Compilation album by Williams Street Records (various artists)
- Released: May 10, 2017
- Genre: Dream pop; electropop; chillwave; electro-soul;
- Length: 57:28
- Label: Adult Swim/Williams Street Records
- Producer: Shannon McKnight (of Adult Swim)

Adult Swim Music chronology
| N O I S E (2016) | LUXE (2017) | Adult Swim Singles Program 2017/2018 (2018) |

= LUXE =

LUXE is an electro soul and dream pop compilation released via Cartoon Network's Adult Swim. The program was announced on May 3, 2017, with the lead single "One Thing" by Tei Shi. Curated by Adult Swim staff member, Shannon McKnight, the compilation of 15 tracks was released in-full on May 10, 2017.

_Data provided_
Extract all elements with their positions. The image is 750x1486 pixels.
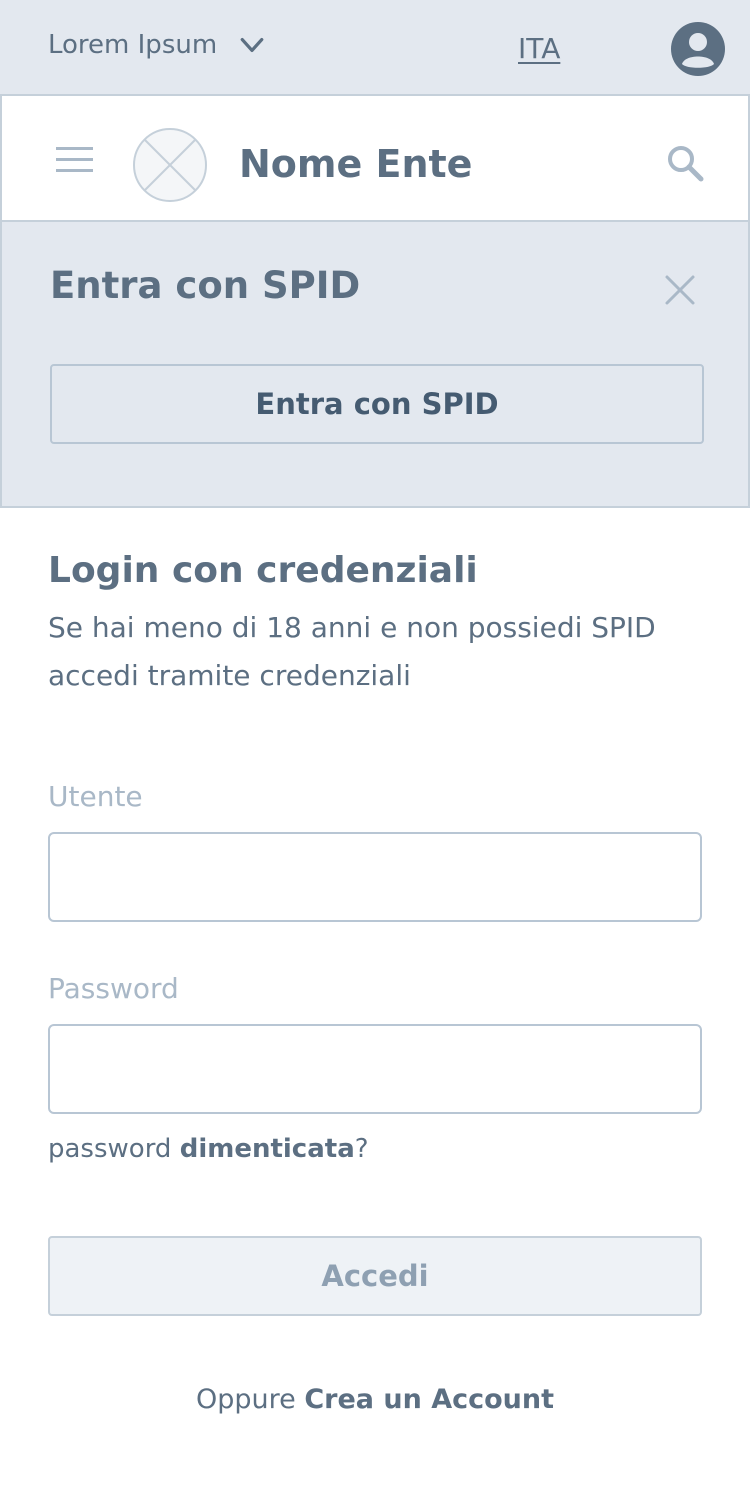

_Required tasks_
- 1) From the LUXE article above, copy the passage from "- Released: May" up to and including "May 10, 2017.".
- 2) According to the LUXE article above, how many tracks are on the compilation?

_Written responses_
- 1)
- Released: May 10, 2017
- Genre: Dream pop; electropop; chillwave; electro-soul;
- Length: 57:28
- Label: Adult Swim/Williams Street Records
- Producer: Shannon McKnight (of Adult Swim)

Adult Swim Music chronology
| N O I S E (2016) | LUXE (2017) | Adult Swim Singles Program 2017/2018 (2018) |

= LUXE =

LUXE is an electro soul and dream pop compilation released via Cartoon Network's Adult Swim. The program was announced on May 3, 2017, with the lead single "One Thing" by Tei Shi. Curated by Adult Swim staff member, Shannon McKnight, the compilation of 15 tracks was released in-full on May 10, 2017.

- 2) 15 tracks.